Write out the listing below in full and exactly, leaving out every picture.

(Records that describe figures)
--- begin ---
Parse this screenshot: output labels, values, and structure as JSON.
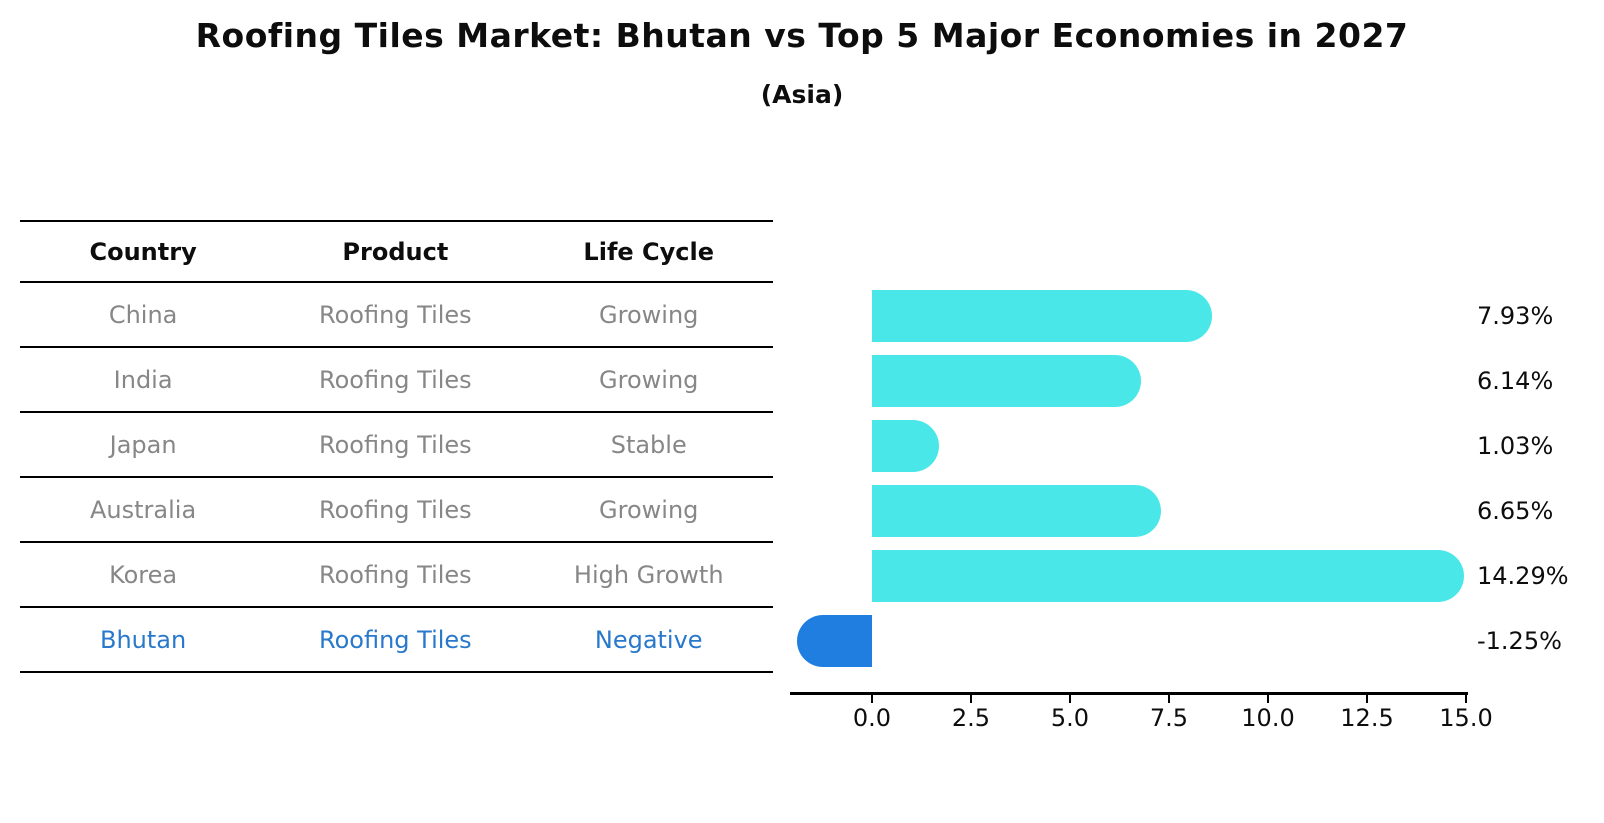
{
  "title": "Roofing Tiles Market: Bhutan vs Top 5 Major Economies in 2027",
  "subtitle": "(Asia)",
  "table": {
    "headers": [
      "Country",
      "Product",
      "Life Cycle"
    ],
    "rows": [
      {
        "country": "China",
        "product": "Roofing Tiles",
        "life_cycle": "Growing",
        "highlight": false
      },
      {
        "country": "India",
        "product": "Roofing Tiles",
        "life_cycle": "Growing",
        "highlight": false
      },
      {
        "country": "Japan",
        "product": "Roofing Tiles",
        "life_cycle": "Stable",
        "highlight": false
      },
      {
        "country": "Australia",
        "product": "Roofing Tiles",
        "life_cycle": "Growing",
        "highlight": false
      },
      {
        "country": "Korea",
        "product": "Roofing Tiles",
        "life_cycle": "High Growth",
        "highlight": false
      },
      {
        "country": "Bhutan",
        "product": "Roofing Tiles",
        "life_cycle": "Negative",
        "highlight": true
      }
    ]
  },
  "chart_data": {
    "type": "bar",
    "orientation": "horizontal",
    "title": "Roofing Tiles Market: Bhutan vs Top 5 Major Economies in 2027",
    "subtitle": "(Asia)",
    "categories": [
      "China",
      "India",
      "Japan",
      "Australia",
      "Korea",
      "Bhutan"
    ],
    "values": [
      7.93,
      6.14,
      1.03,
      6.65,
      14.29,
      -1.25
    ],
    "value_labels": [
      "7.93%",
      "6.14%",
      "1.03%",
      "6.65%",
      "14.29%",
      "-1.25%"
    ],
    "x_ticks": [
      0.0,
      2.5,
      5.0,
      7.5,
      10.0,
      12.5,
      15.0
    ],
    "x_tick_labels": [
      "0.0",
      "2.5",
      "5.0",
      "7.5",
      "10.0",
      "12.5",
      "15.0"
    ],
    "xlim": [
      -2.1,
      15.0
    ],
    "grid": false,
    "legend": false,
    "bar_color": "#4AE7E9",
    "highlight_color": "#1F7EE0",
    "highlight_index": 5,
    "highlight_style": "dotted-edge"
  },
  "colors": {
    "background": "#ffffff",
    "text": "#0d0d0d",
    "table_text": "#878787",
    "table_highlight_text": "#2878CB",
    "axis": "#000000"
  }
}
--- end ---
- [Written response]:
Parse this screenshot: output labels, values, and structure as JSON.
{
  "title": "Roofing Tiles Market: Bhutan vs Top 5 Major Economies in 2027",
  "subtitle": "(Asia)",
  "table": {
    "headers": [
      "Country",
      "Product",
      "Life Cycle"
    ],
    "rows": [
      {
        "country": "China",
        "product": "Roofing Tiles",
        "life_cycle": "Growing",
        "highlight": false
      },
      {
        "country": "India",
        "product": "Roofing Tiles",
        "life_cycle": "Growing",
        "highlight": false
      },
      {
        "country": "Japan",
        "product": "Roofing Tiles",
        "life_cycle": "Stable",
        "highlight": false
      },
      {
        "country": "Australia",
        "product": "Roofing Tiles",
        "life_cycle": "Growing",
        "highlight": false
      },
      {
        "country": "Korea",
        "product": "Roofing Tiles",
        "life_cycle": "High Growth",
        "highlight": false
      },
      {
        "country": "Bhutan",
        "product": "Roofing Tiles",
        "life_cycle": "Negative",
        "highlight": true
      }
    ]
  },
  "chart_data": {
    "type": "bar",
    "orientation": "horizontal",
    "title": "Roofing Tiles Market: Bhutan vs Top 5 Major Economies in 2027",
    "subtitle": "(Asia)",
    "categories": [
      "China",
      "India",
      "Japan",
      "Australia",
      "Korea",
      "Bhutan"
    ],
    "values": [
      7.93,
      6.14,
      1.03,
      6.65,
      14.29,
      -1.25
    ],
    "value_labels": [
      "7.93%",
      "6.14%",
      "1.03%",
      "6.65%",
      "14.29%",
      "-1.25%"
    ],
    "x_ticks": [
      0.0,
      2.5,
      5.0,
      7.5,
      10.0,
      12.5,
      15.0
    ],
    "x_tick_labels": [
      "0.0",
      "2.5",
      "5.0",
      "7.5",
      "10.0",
      "12.5",
      "15.0"
    ],
    "xlim": [
      -2.1,
      15.0
    ],
    "grid": false,
    "legend": false,
    "bar_color": "#4AE7E9",
    "highlight_color": "#1F7EE0",
    "highlight_index": 5,
    "highlight_style": "dotted-edge"
  },
  "colors": {
    "background": "#ffffff",
    "text": "#0d0d0d",
    "table_text": "#878787",
    "table_highlight_text": "#2878CB",
    "axis": "#000000"
  }
}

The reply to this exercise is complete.